Give back the records below exactly, every one, with no pictures.

Available data =

+ + + + +

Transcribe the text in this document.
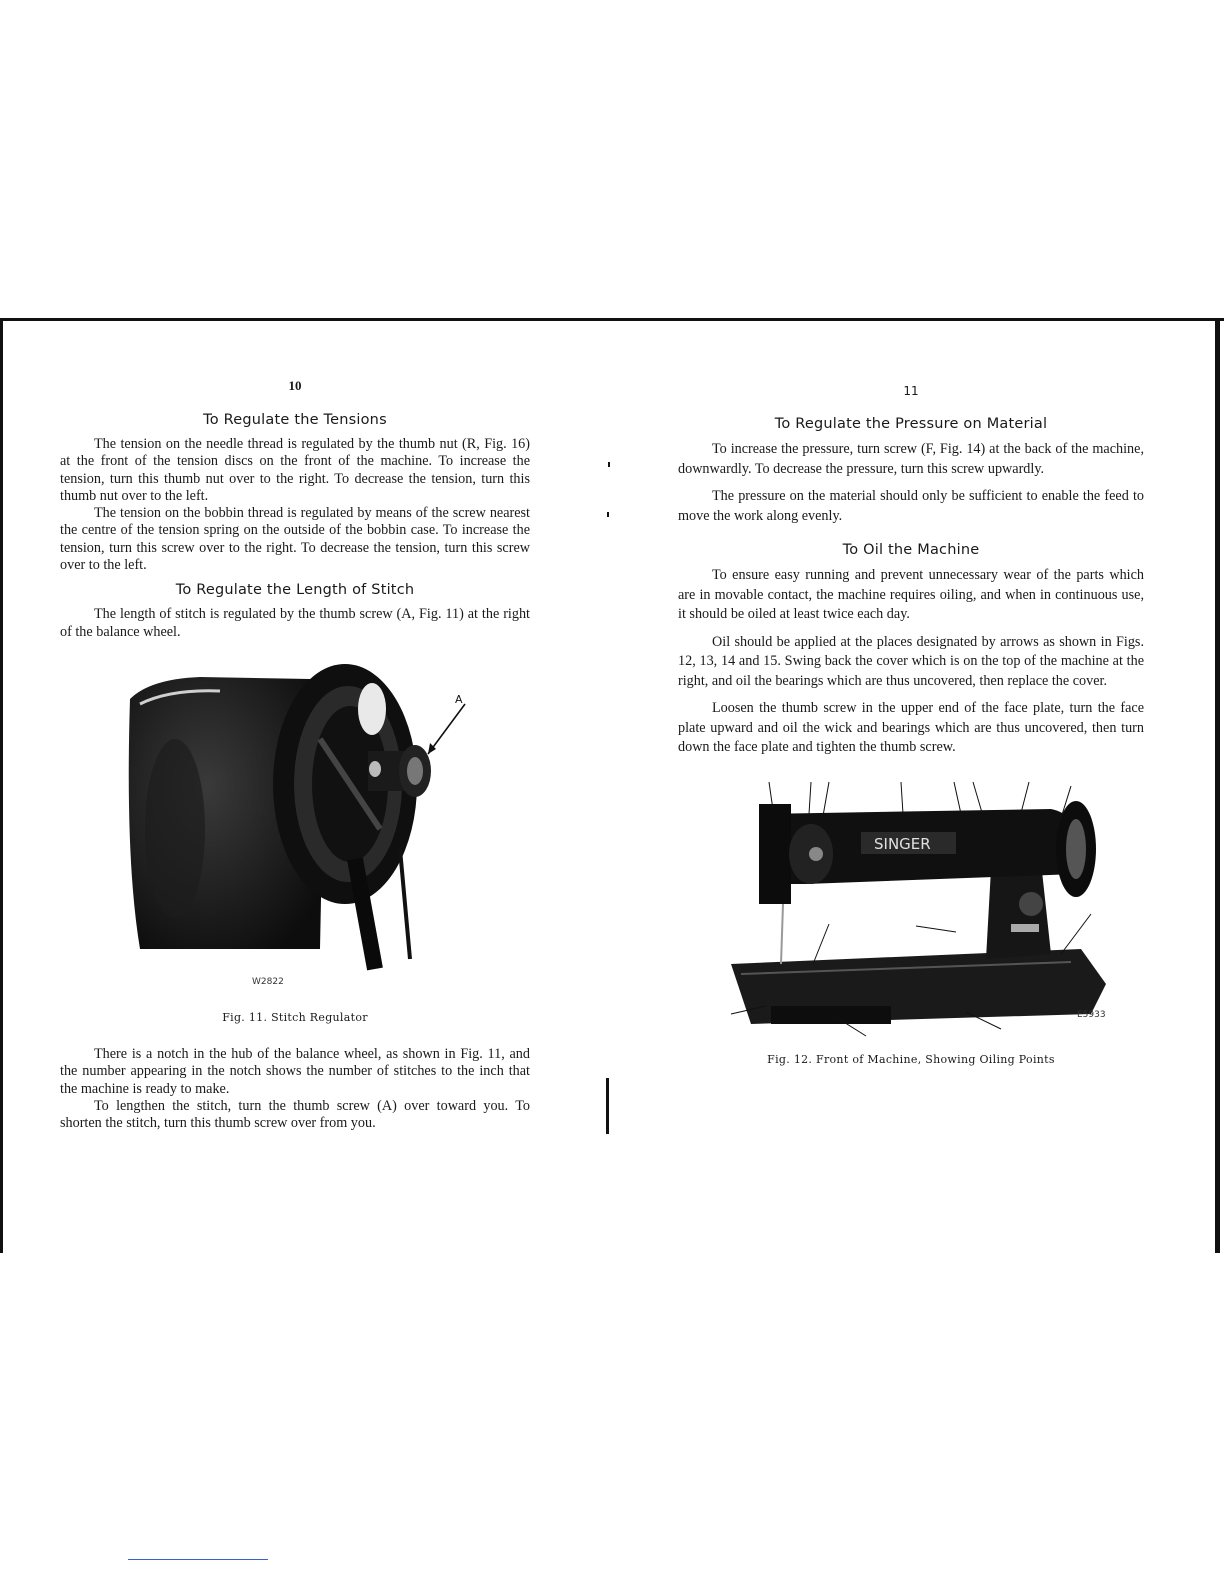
10
To Regulate the Tensions

The tension on the needle thread is regulated by the thumb nut (R, Fig. 16) at the front of the tension discs on the front of the machine. To increase the tension, turn this thumb nut over to the right. To decrease the tension, turn this thumb nut over to the left.

The tension on the bobbin thread is regulated by means of the screw nearest the centre of the tension spring on the outside of the bobbin case. To increase the tension, turn this screw over to the right. To decrease the tension, turn this screw over to the left.

To Regulate the Length of Stitch

The length of stitch is regulated by the thumb screw (A, Fig. 11) at the right of the balance wheel.

A
W2822
Fig. 11. Stitch Regulator

There is a notch in the hub of the balance wheel, as shown in Fig. 11, and the number appearing in the notch shows the number of stitches to the inch that the machine is ready to make.

To lengthen the stitch, turn the thumb screw (A) over toward you. To shorten the stitch, turn this thumb screw over from you.

11
To Regulate the Pressure on Material

To increase the pressure, turn screw (F, Fig. 14) at the back of the machine, downwardly. To decrease the pressure, turn this screw upwardly.

The pressure on the material should only be sufficient to enable the feed to move the work along evenly.

To Oil the Machine

To ensure easy running and prevent unnecessary wear of the parts which are in movable contact, the machine requires oiling, and when in continuous use, it should be oiled at least twice each day.

Oil should be applied at the places designated by arrows as shown in Figs. 12, 13, 14 and 15. Swing back the cover which is on the top of the machine at the right, and oil the bearings which are thus uncovered, then replace the cover.

Loosen the thumb screw in the upper end of the face plate, turn the face plate upward and oil the wick and bearings which are thus uncovered, then turn down the face plate and tighten the thumb screw.

SINGER
E5933
Fig. 12. Front of Machine, Showing Oiling Points
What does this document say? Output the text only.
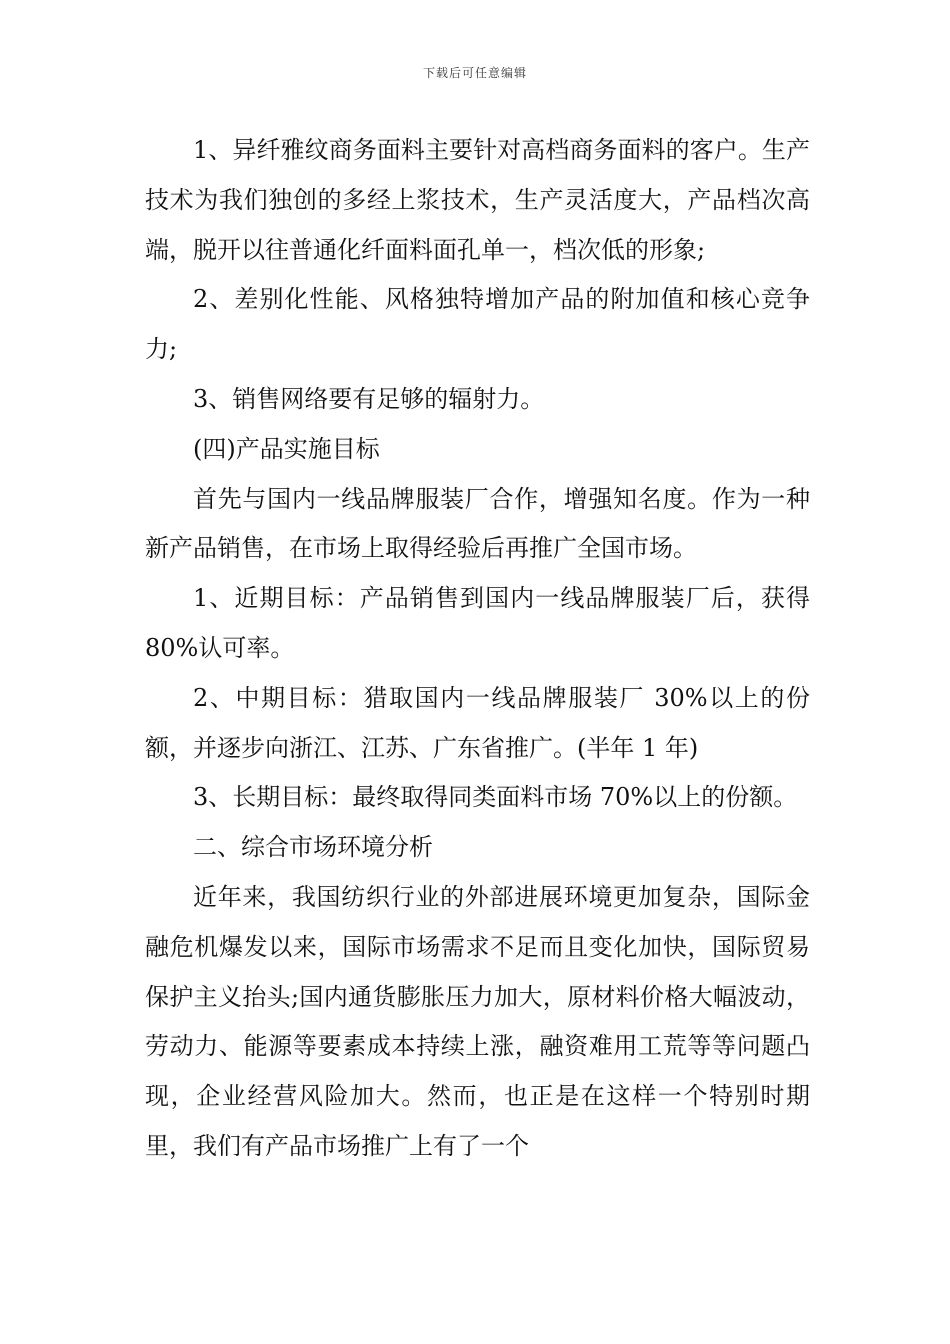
下载后可任意编辑

1、异纤雅纹商务面料主要针对高档商务面料的客户。生产技术为我们独创的多经上浆技术，生产灵活度大，产品档次高端，脱开以往普通化纤面料面孔单一，档次低的形象;

2、差别化性能、风格独特增加产品的附加值和核心竞争力;

3、销售网络要有足够的辐射力。

(四)产品实施目标

首先与国内一线品牌服装厂合作，增强知名度。作为一种新产品销售，在市场上取得经验后再推广全国市场。

1、近期目标：产品销售到国内一线品牌服装厂后，获得80%认可率。

2、中期目标：猎取国内一线品牌服装厂 30%以上的份额，并逐步向浙江、江苏、广东省推广。(半年 1 年)

3、长期目标：最终取得同类面料市场 70%以上的份额。

二、综合市场环境分析

近年来，我国纺织行业的外部进展环境更加复杂，国际金融危机爆发以来，国际市场需求不足而且变化加快，国际贸易保护主义抬头;国内通货膨胀压力加大，原材料价格大幅波动，劳动力、能源等要素成本持续上涨，融资难用工荒等等问题凸现，企业经营风险加大。然而，也正是在这样一个特别时期里，我们有产品市场推广上有了一个
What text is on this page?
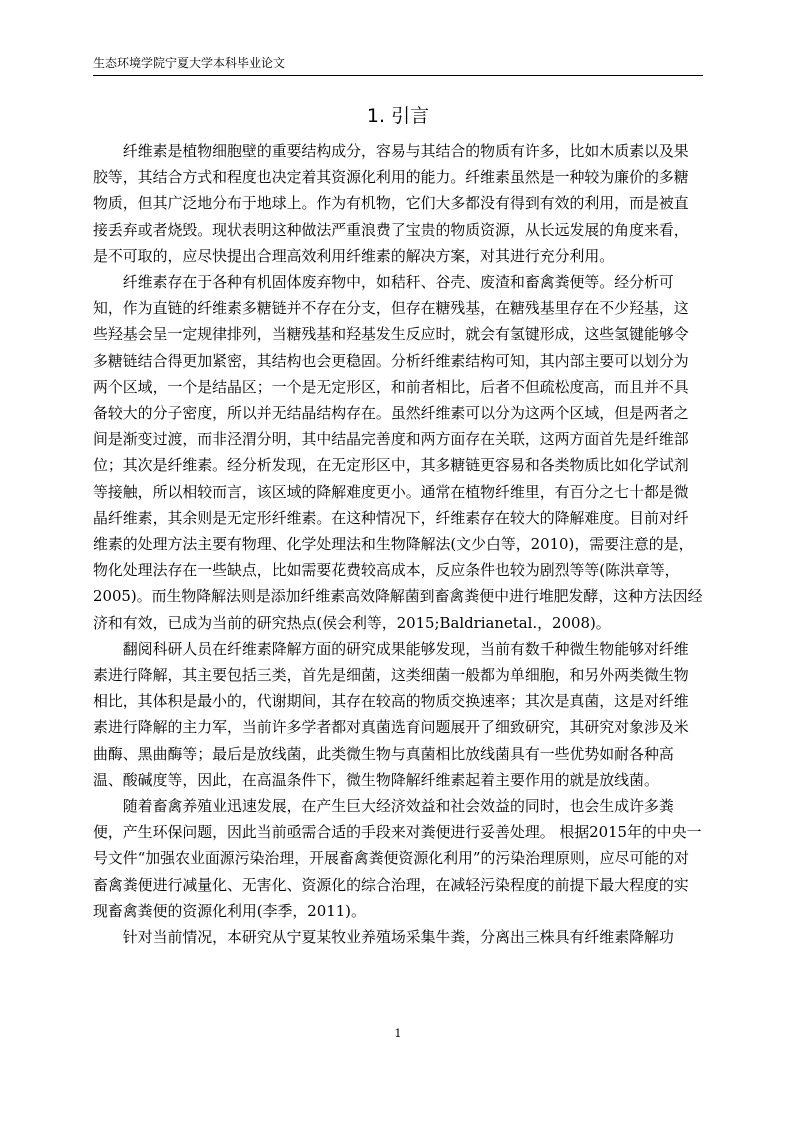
生态环境学院宁夏大学本科毕业论文
1. 引言

纤维素是植物细胞壁的重要结构成分，容易与其结合的物质有许多，比如木质素以及果胶等，其结合方式和程度也决定着其资源化利用的能力。纤维素虽然是一种较为廉价的多糖物质，但其广泛地分布于地球上。作为有机物，它们大多都没有得到有效的利用，而是被直接丢弃或者烧毁。现状表明这种做法严重浪费了宝贵的物质资源，从长远发展的角度来看，是不可取的，应尽快提出合理高效利用纤维素的解决方案，对其进行充分利用。

纤维素存在于各种有机固体废弃物中，如秸秆、谷壳、废渣和畜禽粪便等。经分析可知，作为直链的纤维素多糖链并不存在分支，但存在糖残基，在糖残基里存在不少羟基，这些羟基会呈一定规律排列，当糖残基和羟基发生反应时，就会有氢键形成，这些氢键能够令多糖链结合得更加紧密，其结构也会更稳固。分析纤维素结构可知，其内部主要可以划分为两个区域，一个是结晶区；一个是无定形区，和前者相比，后者不但疏松度高，而且并不具备较大的分子密度，所以并无结晶结构存在。虽然纤维素可以分为这两个区域，但是两者之间是渐变过渡，而非泾渭分明，其中结晶完善度和两方面存在关联，这两方面首先是纤维部位；其次是纤维素。经分析发现，在无定形区中，其多糖链更容易和各类物质比如化学试剂等接触，所以相较而言，该区域的降解难度更小。通常在植物纤维里，有百分之七十都是微晶纤维素，其余则是无定形纤维素。在这种情况下，纤维素存在较大的降解难度。目前对纤维素的处理方法主要有物理、化学处理法和生物降解法(文少白等，2010)，需要注意的是，物化处理法存在一些缺点，比如需要花费较高成本，反应条件也较为剧烈等等(陈洪章等，2005)。而生物降解法则是添加纤维素高效降解菌到畜禽粪便中进行堆肥发酵，这种方法因经济和有效，已成为当前的研究热点(侯会利等，2015;Baldrianetal.，2008)。

翻阅科研人员在纤维素降解方面的研究成果能够发现，当前有数千种微生物能够对纤维素进行降解，其主要包括三类，首先是细菌，这类细菌一般都为单细胞，和另外两类微生物相比，其体积是最小的，代谢期间，其存在较高的物质交换速率；其次是真菌，这是对纤维素进行降解的主力军，当前许多学者都对真菌选育问题展开了细致研究，其研究对象涉及米曲酶、黑曲酶等；最后是放线菌，此类微生物与真菌相比放线菌具有一些优势如耐各种高温、酸碱度等，因此，在高温条件下，微生物降解纤维素起着主要作用的就是放线菌。

随着畜禽养殖业迅速发展，在产生巨大经济效益和社会效益的同时，也会生成许多粪便，产生环保问题，因此当前亟需合适的手段来对粪便进行妥善处理。 根据2015年的中央一号文件“加强农业面源污染治理，开展畜禽粪便资源化利用”的污染治理原则，应尽可能的对畜禽粪便进行减量化、无害化、资源化的综合治理，在减轻污染程度的前提下最大程度的实现畜禽粪便的资源化利用(李季，2011)。

针对当前情况，本研究从宁夏某牧业养殖场采集牛粪，分离出三株具有纤维素降解功

1
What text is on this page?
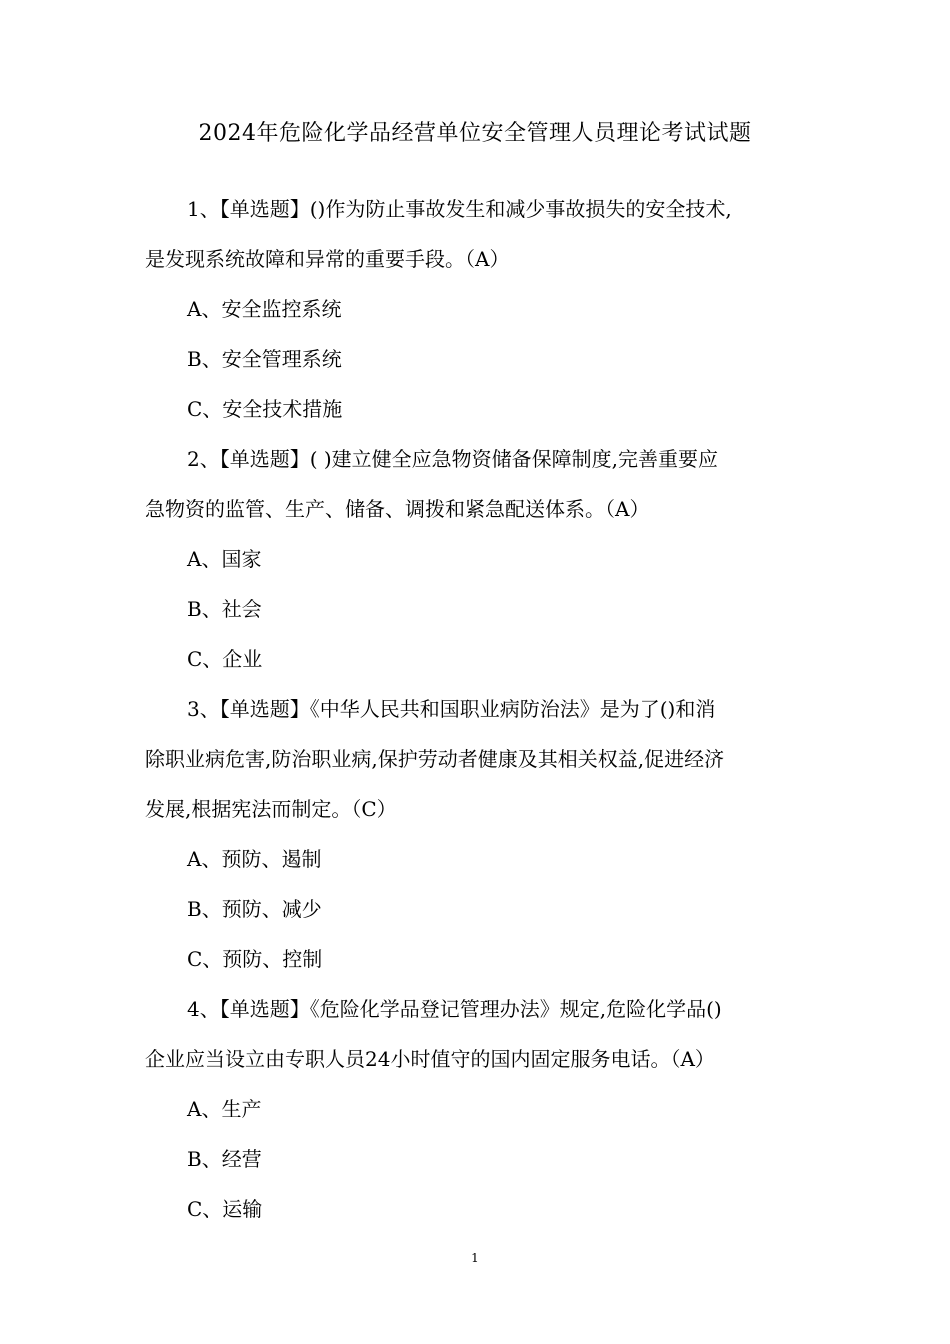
2024年危险化学品经营单位安全管理人员理论考试试题
1、【单选题】()作为防止事故发生和减少事故损失的安全技术,
是发现系统故障和异常的重要手段。（A）
A、安全监控系统
B、安全管理系统
C、安全技术措施
2、【单选题】( )建立健全应急物资储备保障制度,完善重要应
急物资的监管、生产、储备、调拨和紧急配送体系。（A）
A、国家
B、社会
C、企业
3、【单选题】《中华人民共和国职业病防治法》是为了()和消
除职业病危害,防治职业病,保护劳动者健康及其相关权益,促进经济
发展,根据宪法而制定。（C）
A、预防、遏制
B、预防、减少
C、预防、控制
4、【单选题】《危险化学品登记管理办法》规定,危险化学品()
企业应当设立由专职人员24小时值守的国内固定服务电话。（A）
A、生产
B、经营
C、运输
1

+ + + + +

Answer to the task =
Transcribe the text in this document.
10
To Regulate the Tensions

The tension on the needle thread is regulated by the thumb nut (R, Fig. 16) at the front of the tension discs on the front of the machine. To increase the tension, turn this thumb nut over to the right. To decrease the tension, turn this thumb nut over to the left.

The tension on the bobbin thread is regulated by means of the screw nearest the centre of the tension spring on the outside of the bobbin case. To increase the tension, turn this screw over to the right. To decrease the tension, turn this screw over to the left.

To Regulate the Length of Stitch

The length of stitch is regulated by the thumb screw (A, Fig. 11) at the right of the balance wheel.

A
W2822
Fig. 11. Stitch Regulator

There is a notch in the hub of the balance wheel, as shown in Fig. 11, and the number appearing in the notch shows the number of stitches to the inch that the machine is ready to make.

To lengthen the stitch, turn the thumb screw (A) over toward you. To shorten the stitch, turn this thumb screw over from you.

11
To Regulate the Pressure on Material

To increase the pressure, turn screw (F, Fig. 14) at the back of the machine, downwardly. To decrease the pressure, turn this screw upwardly.

The pressure on the material should only be sufficient to enable the feed to move the work along evenly.

To Oil the Machine

To ensure easy running and prevent unnecessary wear of the parts which are in movable contact, the machine requires oiling, and when in continuous use, it should be oiled at least twice each day.

Oil should be applied at the places designated by arrows as shown in Figs. 12, 13, 14 and 15. Swing back the cover which is on the top of the machine at the right, and oil the bearings which are thus uncovered, then replace the cover.

Loosen the thumb screw in the upper end of the face plate, turn the face plate upward and oil the wick and bearings which are thus uncovered, then turn down the face plate and tighten the thumb screw.

SINGER
E5933
Fig. 12. Front of Machine, Showing Oiling Points
What does this document say? Output the text only.
下载后可任意编辑

1、异纤雅纹商务面料主要针对高档商务面料的客户。生产技术为我们独创的多经上浆技术，生产灵活度大，产品档次高端，脱开以往普通化纤面料面孔单一，档次低的形象;

2、差别化性能、风格独特增加产品的附加值和核心竞争力;

3、销售网络要有足够的辐射力。

(四)产品实施目标

首先与国内一线品牌服装厂合作，增强知名度。作为一种新产品销售，在市场上取得经验后再推广全国市场。

1、近期目标：产品销售到国内一线品牌服装厂后，获得80%认可率。

2、中期目标：猎取国内一线品牌服装厂 30%以上的份额，并逐步向浙江、江苏、广东省推广。(半年 1 年)

3、长期目标：最终取得同类面料市场 70%以上的份额。

二、综合市场环境分析

近年来，我国纺织行业的外部进展环境更加复杂，国际金融危机爆发以来，国际市场需求不足而且变化加快，国际贸易保护主义抬头;国内通货膨胀压力加大，原材料价格大幅波动，劳动力、能源等要素成本持续上涨，融资难用工荒等等问题凸现，企业经营风险加大。然而，也正是在这样一个特别时期里，我们有产品市场推广上有了一个
What text is on this page?
生态环境学院宁夏大学本科毕业论文
1. 引言

纤维素是植物细胞壁的重要结构成分，容易与其结合的物质有许多，比如木质素以及果胶等，其结合方式和程度也决定着其资源化利用的能力。纤维素虽然是一种较为廉价的多糖物质，但其广泛地分布于地球上。作为有机物，它们大多都没有得到有效的利用，而是被直接丢弃或者烧毁。现状表明这种做法严重浪费了宝贵的物质资源，从长远发展的角度来看，是不可取的，应尽快提出合理高效利用纤维素的解决方案，对其进行充分利用。

纤维素存在于各种有机固体废弃物中，如秸秆、谷壳、废渣和畜禽粪便等。经分析可知，作为直链的纤维素多糖链并不存在分支，但存在糖残基，在糖残基里存在不少羟基，这些羟基会呈一定规律排列，当糖残基和羟基发生反应时，就会有氢键形成，这些氢键能够令多糖链结合得更加紧密，其结构也会更稳固。分析纤维素结构可知，其内部主要可以划分为两个区域，一个是结晶区；一个是无定形区，和前者相比，后者不但疏松度高，而且并不具备较大的分子密度，所以并无结晶结构存在。虽然纤维素可以分为这两个区域，但是两者之间是渐变过渡，而非泾渭分明，其中结晶完善度和两方面存在关联，这两方面首先是纤维部位；其次是纤维素。经分析发现，在无定形区中，其多糖链更容易和各类物质比如化学试剂等接触，所以相较而言，该区域的降解难度更小。通常在植物纤维里，有百分之七十都是微晶纤维素，其余则是无定形纤维素。在这种情况下，纤维素存在较大的降解难度。目前对纤维素的处理方法主要有物理、化学处理法和生物降解法(文少白等，2010)，需要注意的是，物化处理法存在一些缺点，比如需要花费较高成本，反应条件也较为剧烈等等(陈洪章等，2005)。而生物降解法则是添加纤维素高效降解菌到畜禽粪便中进行堆肥发酵，这种方法因经济和有效，已成为当前的研究热点(侯会利等，2015;Baldrianetal.，2008)。

翻阅科研人员在纤维素降解方面的研究成果能够发现，当前有数千种微生物能够对纤维素进行降解，其主要包括三类，首先是细菌，这类细菌一般都为单细胞，和另外两类微生物相比，其体积是最小的，代谢期间，其存在较高的物质交换速率；其次是真菌，这是对纤维素进行降解的主力军，当前许多学者都对真菌选育问题展开了细致研究，其研究对象涉及米曲酶、黑曲酶等；最后是放线菌，此类微生物与真菌相比放线菌具有一些优势如耐各种高温、酸碱度等，因此，在高温条件下，微生物降解纤维素起着主要作用的就是放线菌。

随着畜禽养殖业迅速发展，在产生巨大经济效益和社会效益的同时，也会生成许多粪便，产生环保问题，因此当前亟需合适的手段来对粪便进行妥善处理。 根据2015年的中央一号文件“加强农业面源污染治理，开展畜禽粪便资源化利用”的污染治理原则，应尽可能的对畜禽粪便进行减量化、无害化、资源化的综合治理，在减轻污染程度的前提下最大程度的实现畜禽粪便的资源化利用(李季，2011)。

针对当前情况，本研究从宁夏某牧业养殖场采集牛粪，分离出三株具有纤维素降解功

1
What text is on this page?
2024年危险化学品经营单位安全管理人员理论考试试题
1、【单选题】()作为防止事故发生和减少事故损失的安全技术,
是发现系统故障和异常的重要手段。（A）
A、安全监控系统
B、安全管理系统
C、安全技术措施
2、【单选题】( )建立健全应急物资储备保障制度,完善重要应
急物资的监管、生产、储备、调拨和紧急配送体系。（A）
A、国家
B、社会
C、企业
3、【单选题】《中华人民共和国职业病防治法》是为了()和消
除职业病危害,防治职业病,保护劳动者健康及其相关权益,促进经济
发展,根据宪法而制定。（C）
A、预防、遏制
B、预防、减少
C、预防、控制
4、【单选题】《危险化学品登记管理办法》规定,危险化学品()
企业应当设立由专职人员24小时值守的国内固定服务电话。（A）
A、生产
B、经营
C、运输
1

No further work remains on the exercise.